▶ [YOUR GOAL]: Transcribe the material word for word, but without the images.

▶ [TASK INPUTS]:
::::::::::

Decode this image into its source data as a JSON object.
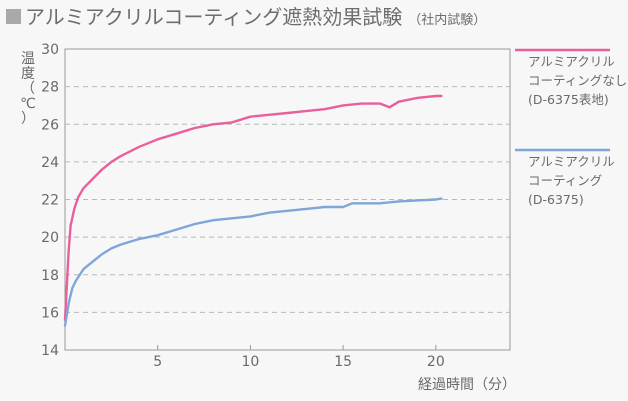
{
  "chart_data": {
    "type": "line",
    "title": "アルミアクリルコーティング遮熱効果試験",
    "subtitle": "（社内試験）",
    "ylabel": [
      "温",
      "度",
      "（",
      "℃",
      "）"
    ],
    "xlabel": "経過時間（分）",
    "xlim": [
      0,
      24
    ],
    "ylim": [
      14,
      30
    ],
    "xticks": [
      5,
      10,
      15,
      20
    ],
    "yticks": [
      14,
      16,
      18,
      20,
      22,
      24,
      26,
      28,
      30
    ],
    "grid": "horizontal dashed",
    "legend_position": "right",
    "series": [
      {
        "name": "アルミアクリルコーティングなし(D-6375表地)",
        "legend_lines": [
          "アルミアクリル",
          "コーティングなし",
          "(D-6375表地)"
        ],
        "color": "#e8609a",
        "x": [
          0,
          0.1,
          0.2,
          0.3,
          0.5,
          0.7,
          1,
          1.5,
          2,
          2.5,
          3,
          4,
          5,
          6,
          7,
          8,
          9,
          10,
          11,
          12,
          13,
          14,
          15,
          16,
          17,
          17.5,
          18,
          19,
          20,
          20.3
        ],
        "y": [
          15.6,
          17.5,
          19.3,
          20.6,
          21.5,
          22.1,
          22.6,
          23.1,
          23.6,
          24.0,
          24.3,
          24.8,
          25.2,
          25.5,
          25.8,
          26.0,
          26.1,
          26.4,
          26.5,
          26.6,
          26.7,
          26.8,
          27.0,
          27.1,
          27.1,
          26.9,
          27.2,
          27.4,
          27.5,
          27.5
        ]
      },
      {
        "name": "アルミアクリルコーティング(D-6375)",
        "legend_lines": [
          "アルミアクリル",
          "コーティング",
          "(D-6375)"
        ],
        "color": "#7fa6d8",
        "x": [
          0,
          0.1,
          0.2,
          0.4,
          0.6,
          0.8,
          1,
          1.5,
          2,
          2.5,
          3,
          4,
          5,
          6,
          7,
          8,
          9,
          10,
          11,
          12,
          13,
          14,
          15,
          15.5,
          16,
          17,
          18,
          19,
          20,
          20.3
        ],
        "y": [
          15.3,
          15.9,
          16.5,
          17.3,
          17.7,
          18.0,
          18.3,
          18.7,
          19.1,
          19.4,
          19.6,
          19.9,
          20.1,
          20.4,
          20.7,
          20.9,
          21.0,
          21.1,
          21.3,
          21.4,
          21.5,
          21.6,
          21.6,
          21.8,
          21.8,
          21.8,
          21.9,
          21.95,
          22.0,
          22.05
        ]
      }
    ]
  }
}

::::::::::

▶ [COMPLETE OUTPUT]:
Decode this image into its source data as a JSON object.
{
  "chart_data": {
    "type": "line",
    "title": "アルミアクリルコーティング遮熱効果試験",
    "subtitle": "（社内試験）",
    "ylabel": [
      "温",
      "度",
      "（",
      "℃",
      "）"
    ],
    "xlabel": "経過時間（分）",
    "xlim": [
      0,
      24
    ],
    "ylim": [
      14,
      30
    ],
    "xticks": [
      5,
      10,
      15,
      20
    ],
    "yticks": [
      14,
      16,
      18,
      20,
      22,
      24,
      26,
      28,
      30
    ],
    "grid": "horizontal dashed",
    "legend_position": "right",
    "series": [
      {
        "name": "アルミアクリルコーティングなし(D-6375表地)",
        "legend_lines": [
          "アルミアクリル",
          "コーティングなし",
          "(D-6375表地)"
        ],
        "color": "#e8609a",
        "x": [
          0,
          0.1,
          0.2,
          0.3,
          0.5,
          0.7,
          1,
          1.5,
          2,
          2.5,
          3,
          4,
          5,
          6,
          7,
          8,
          9,
          10,
          11,
          12,
          13,
          14,
          15,
          16,
          17,
          17.5,
          18,
          19,
          20,
          20.3
        ],
        "y": [
          15.6,
          17.5,
          19.3,
          20.6,
          21.5,
          22.1,
          22.6,
          23.1,
          23.6,
          24.0,
          24.3,
          24.8,
          25.2,
          25.5,
          25.8,
          26.0,
          26.1,
          26.4,
          26.5,
          26.6,
          26.7,
          26.8,
          27.0,
          27.1,
          27.1,
          26.9,
          27.2,
          27.4,
          27.5,
          27.5
        ]
      },
      {
        "name": "アルミアクリルコーティング(D-6375)",
        "legend_lines": [
          "アルミアクリル",
          "コーティング",
          "(D-6375)"
        ],
        "color": "#7fa6d8",
        "x": [
          0,
          0.1,
          0.2,
          0.4,
          0.6,
          0.8,
          1,
          1.5,
          2,
          2.5,
          3,
          4,
          5,
          6,
          7,
          8,
          9,
          10,
          11,
          12,
          13,
          14,
          15,
          15.5,
          16,
          17,
          18,
          19,
          20,
          20.3
        ],
        "y": [
          15.3,
          15.9,
          16.5,
          17.3,
          17.7,
          18.0,
          18.3,
          18.7,
          19.1,
          19.4,
          19.6,
          19.9,
          20.1,
          20.4,
          20.7,
          20.9,
          21.0,
          21.1,
          21.3,
          21.4,
          21.5,
          21.6,
          21.6,
          21.8,
          21.8,
          21.8,
          21.9,
          21.95,
          22.0,
          22.05
        ]
      }
    ]
  }
}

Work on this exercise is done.